Reproduce every entry below precisely; do not include the pictures.

A block of data
======

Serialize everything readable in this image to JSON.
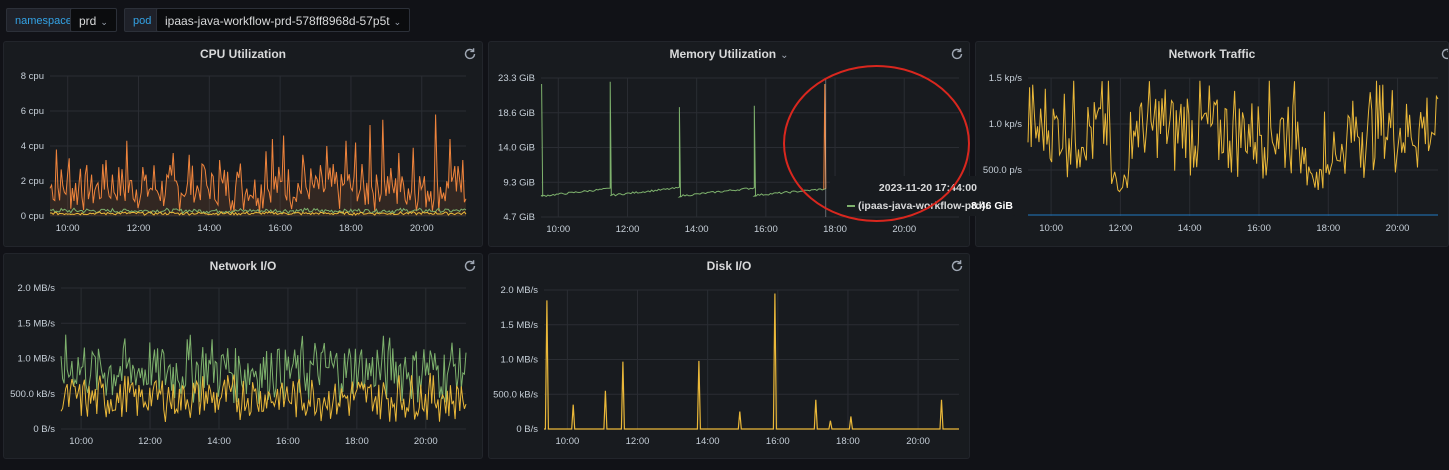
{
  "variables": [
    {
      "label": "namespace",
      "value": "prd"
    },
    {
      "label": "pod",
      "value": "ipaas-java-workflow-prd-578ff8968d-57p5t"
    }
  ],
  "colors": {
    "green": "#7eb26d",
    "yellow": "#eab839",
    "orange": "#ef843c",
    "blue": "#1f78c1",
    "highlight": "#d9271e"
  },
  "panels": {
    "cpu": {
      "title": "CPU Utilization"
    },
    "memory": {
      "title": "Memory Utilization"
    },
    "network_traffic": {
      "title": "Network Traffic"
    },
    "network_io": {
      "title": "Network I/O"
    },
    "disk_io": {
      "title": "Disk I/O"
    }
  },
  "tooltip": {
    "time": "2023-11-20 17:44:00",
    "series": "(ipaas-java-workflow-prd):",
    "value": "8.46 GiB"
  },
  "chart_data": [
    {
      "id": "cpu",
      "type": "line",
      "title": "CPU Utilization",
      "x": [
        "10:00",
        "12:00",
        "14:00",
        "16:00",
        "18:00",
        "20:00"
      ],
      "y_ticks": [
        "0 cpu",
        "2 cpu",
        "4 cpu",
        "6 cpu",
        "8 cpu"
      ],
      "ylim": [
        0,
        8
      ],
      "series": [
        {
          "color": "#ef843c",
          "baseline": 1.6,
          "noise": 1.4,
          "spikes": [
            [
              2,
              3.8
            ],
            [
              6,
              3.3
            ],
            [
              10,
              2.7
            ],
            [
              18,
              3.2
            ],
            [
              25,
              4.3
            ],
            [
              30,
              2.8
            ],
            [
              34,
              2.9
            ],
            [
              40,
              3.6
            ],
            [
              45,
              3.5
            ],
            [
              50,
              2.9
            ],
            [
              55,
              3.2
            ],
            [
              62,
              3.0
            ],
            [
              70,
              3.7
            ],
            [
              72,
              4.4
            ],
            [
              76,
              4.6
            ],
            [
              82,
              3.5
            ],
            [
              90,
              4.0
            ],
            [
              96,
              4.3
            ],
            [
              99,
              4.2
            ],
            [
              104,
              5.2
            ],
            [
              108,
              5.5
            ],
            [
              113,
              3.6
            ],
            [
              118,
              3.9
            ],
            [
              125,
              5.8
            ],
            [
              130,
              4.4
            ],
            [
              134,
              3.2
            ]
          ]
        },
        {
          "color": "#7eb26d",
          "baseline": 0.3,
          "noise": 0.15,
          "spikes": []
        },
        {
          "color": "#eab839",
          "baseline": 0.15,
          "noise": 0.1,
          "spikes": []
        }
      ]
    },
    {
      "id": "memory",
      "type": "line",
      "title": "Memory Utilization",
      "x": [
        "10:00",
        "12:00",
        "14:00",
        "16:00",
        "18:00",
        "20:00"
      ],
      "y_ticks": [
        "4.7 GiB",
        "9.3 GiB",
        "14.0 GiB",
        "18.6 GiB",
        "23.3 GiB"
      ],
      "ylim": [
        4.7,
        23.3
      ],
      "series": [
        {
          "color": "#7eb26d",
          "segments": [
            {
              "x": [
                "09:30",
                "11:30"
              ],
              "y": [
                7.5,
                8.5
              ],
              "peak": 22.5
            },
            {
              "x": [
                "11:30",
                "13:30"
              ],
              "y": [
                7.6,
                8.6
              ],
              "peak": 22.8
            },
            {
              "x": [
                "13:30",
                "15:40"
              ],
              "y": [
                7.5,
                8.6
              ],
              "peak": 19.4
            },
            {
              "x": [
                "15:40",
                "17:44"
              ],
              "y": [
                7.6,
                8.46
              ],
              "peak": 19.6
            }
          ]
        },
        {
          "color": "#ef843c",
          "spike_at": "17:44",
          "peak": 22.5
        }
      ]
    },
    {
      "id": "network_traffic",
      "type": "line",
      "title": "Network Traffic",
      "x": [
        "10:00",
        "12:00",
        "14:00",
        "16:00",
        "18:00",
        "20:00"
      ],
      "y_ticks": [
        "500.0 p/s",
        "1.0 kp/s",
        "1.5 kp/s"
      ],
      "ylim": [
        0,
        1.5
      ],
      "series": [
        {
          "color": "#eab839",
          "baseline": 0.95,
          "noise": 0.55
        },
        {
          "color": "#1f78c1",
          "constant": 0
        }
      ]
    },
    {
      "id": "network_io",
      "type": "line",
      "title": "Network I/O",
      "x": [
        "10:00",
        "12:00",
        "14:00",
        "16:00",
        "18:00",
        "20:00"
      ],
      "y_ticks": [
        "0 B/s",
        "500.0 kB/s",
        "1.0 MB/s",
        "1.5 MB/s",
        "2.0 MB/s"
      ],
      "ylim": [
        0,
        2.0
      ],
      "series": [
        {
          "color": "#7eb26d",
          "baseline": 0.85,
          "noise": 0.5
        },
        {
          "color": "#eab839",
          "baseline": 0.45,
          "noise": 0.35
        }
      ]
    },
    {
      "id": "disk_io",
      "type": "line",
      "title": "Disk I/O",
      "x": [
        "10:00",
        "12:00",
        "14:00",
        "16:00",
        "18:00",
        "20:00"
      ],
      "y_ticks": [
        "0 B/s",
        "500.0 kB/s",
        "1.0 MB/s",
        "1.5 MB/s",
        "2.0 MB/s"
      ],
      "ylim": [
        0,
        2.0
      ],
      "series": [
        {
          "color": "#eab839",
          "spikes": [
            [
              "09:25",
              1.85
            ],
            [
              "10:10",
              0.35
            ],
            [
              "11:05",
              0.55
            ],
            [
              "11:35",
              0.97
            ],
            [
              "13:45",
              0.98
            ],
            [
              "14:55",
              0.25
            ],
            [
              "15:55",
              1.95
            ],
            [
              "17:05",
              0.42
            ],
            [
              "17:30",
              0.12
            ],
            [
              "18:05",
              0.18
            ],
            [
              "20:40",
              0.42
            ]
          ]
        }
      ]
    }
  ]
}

======

_WRITTEN RESPONSE_.
Serialize everything readable in this image to JSON.
{
  "variables": [
    {
      "label": "namespace",
      "value": "prd"
    },
    {
      "label": "pod",
      "value": "ipaas-java-workflow-prd-578ff8968d-57p5t"
    }
  ],
  "colors": {
    "green": "#7eb26d",
    "yellow": "#eab839",
    "orange": "#ef843c",
    "blue": "#1f78c1",
    "highlight": "#d9271e"
  },
  "panels": {
    "cpu": {
      "title": "CPU Utilization"
    },
    "memory": {
      "title": "Memory Utilization"
    },
    "network_traffic": {
      "title": "Network Traffic"
    },
    "network_io": {
      "title": "Network I/O"
    },
    "disk_io": {
      "title": "Disk I/O"
    }
  },
  "tooltip": {
    "time": "2023-11-20 17:44:00",
    "series": "(ipaas-java-workflow-prd):",
    "value": "8.46 GiB"
  },
  "chart_data": [
    {
      "id": "cpu",
      "type": "line",
      "title": "CPU Utilization",
      "x": [
        "10:00",
        "12:00",
        "14:00",
        "16:00",
        "18:00",
        "20:00"
      ],
      "y_ticks": [
        "0 cpu",
        "2 cpu",
        "4 cpu",
        "6 cpu",
        "8 cpu"
      ],
      "ylim": [
        0,
        8
      ],
      "series": [
        {
          "color": "#ef843c",
          "baseline": 1.6,
          "noise": 1.4,
          "spikes": [
            [
              2,
              3.8
            ],
            [
              6,
              3.3
            ],
            [
              10,
              2.7
            ],
            [
              18,
              3.2
            ],
            [
              25,
              4.3
            ],
            [
              30,
              2.8
            ],
            [
              34,
              2.9
            ],
            [
              40,
              3.6
            ],
            [
              45,
              3.5
            ],
            [
              50,
              2.9
            ],
            [
              55,
              3.2
            ],
            [
              62,
              3.0
            ],
            [
              70,
              3.7
            ],
            [
              72,
              4.4
            ],
            [
              76,
              4.6
            ],
            [
              82,
              3.5
            ],
            [
              90,
              4.0
            ],
            [
              96,
              4.3
            ],
            [
              99,
              4.2
            ],
            [
              104,
              5.2
            ],
            [
              108,
              5.5
            ],
            [
              113,
              3.6
            ],
            [
              118,
              3.9
            ],
            [
              125,
              5.8
            ],
            [
              130,
              4.4
            ],
            [
              134,
              3.2
            ]
          ]
        },
        {
          "color": "#7eb26d",
          "baseline": 0.3,
          "noise": 0.15,
          "spikes": []
        },
        {
          "color": "#eab839",
          "baseline": 0.15,
          "noise": 0.1,
          "spikes": []
        }
      ]
    },
    {
      "id": "memory",
      "type": "line",
      "title": "Memory Utilization",
      "x": [
        "10:00",
        "12:00",
        "14:00",
        "16:00",
        "18:00",
        "20:00"
      ],
      "y_ticks": [
        "4.7 GiB",
        "9.3 GiB",
        "14.0 GiB",
        "18.6 GiB",
        "23.3 GiB"
      ],
      "ylim": [
        4.7,
        23.3
      ],
      "series": [
        {
          "color": "#7eb26d",
          "segments": [
            {
              "x": [
                "09:30",
                "11:30"
              ],
              "y": [
                7.5,
                8.5
              ],
              "peak": 22.5
            },
            {
              "x": [
                "11:30",
                "13:30"
              ],
              "y": [
                7.6,
                8.6
              ],
              "peak": 22.8
            },
            {
              "x": [
                "13:30",
                "15:40"
              ],
              "y": [
                7.5,
                8.6
              ],
              "peak": 19.4
            },
            {
              "x": [
                "15:40",
                "17:44"
              ],
              "y": [
                7.6,
                8.46
              ],
              "peak": 19.6
            }
          ]
        },
        {
          "color": "#ef843c",
          "spike_at": "17:44",
          "peak": 22.5
        }
      ]
    },
    {
      "id": "network_traffic",
      "type": "line",
      "title": "Network Traffic",
      "x": [
        "10:00",
        "12:00",
        "14:00",
        "16:00",
        "18:00",
        "20:00"
      ],
      "y_ticks": [
        "500.0 p/s",
        "1.0 kp/s",
        "1.5 kp/s"
      ],
      "ylim": [
        0,
        1.5
      ],
      "series": [
        {
          "color": "#eab839",
          "baseline": 0.95,
          "noise": 0.55
        },
        {
          "color": "#1f78c1",
          "constant": 0
        }
      ]
    },
    {
      "id": "network_io",
      "type": "line",
      "title": "Network I/O",
      "x": [
        "10:00",
        "12:00",
        "14:00",
        "16:00",
        "18:00",
        "20:00"
      ],
      "y_ticks": [
        "0 B/s",
        "500.0 kB/s",
        "1.0 MB/s",
        "1.5 MB/s",
        "2.0 MB/s"
      ],
      "ylim": [
        0,
        2.0
      ],
      "series": [
        {
          "color": "#7eb26d",
          "baseline": 0.85,
          "noise": 0.5
        },
        {
          "color": "#eab839",
          "baseline": 0.45,
          "noise": 0.35
        }
      ]
    },
    {
      "id": "disk_io",
      "type": "line",
      "title": "Disk I/O",
      "x": [
        "10:00",
        "12:00",
        "14:00",
        "16:00",
        "18:00",
        "20:00"
      ],
      "y_ticks": [
        "0 B/s",
        "500.0 kB/s",
        "1.0 MB/s",
        "1.5 MB/s",
        "2.0 MB/s"
      ],
      "ylim": [
        0,
        2.0
      ],
      "series": [
        {
          "color": "#eab839",
          "spikes": [
            [
              "09:25",
              1.85
            ],
            [
              "10:10",
              0.35
            ],
            [
              "11:05",
              0.55
            ],
            [
              "11:35",
              0.97
            ],
            [
              "13:45",
              0.98
            ],
            [
              "14:55",
              0.25
            ],
            [
              "15:55",
              1.95
            ],
            [
              "17:05",
              0.42
            ],
            [
              "17:30",
              0.12
            ],
            [
              "18:05",
              0.18
            ],
            [
              "20:40",
              0.42
            ]
          ]
        }
      ]
    }
  ]
}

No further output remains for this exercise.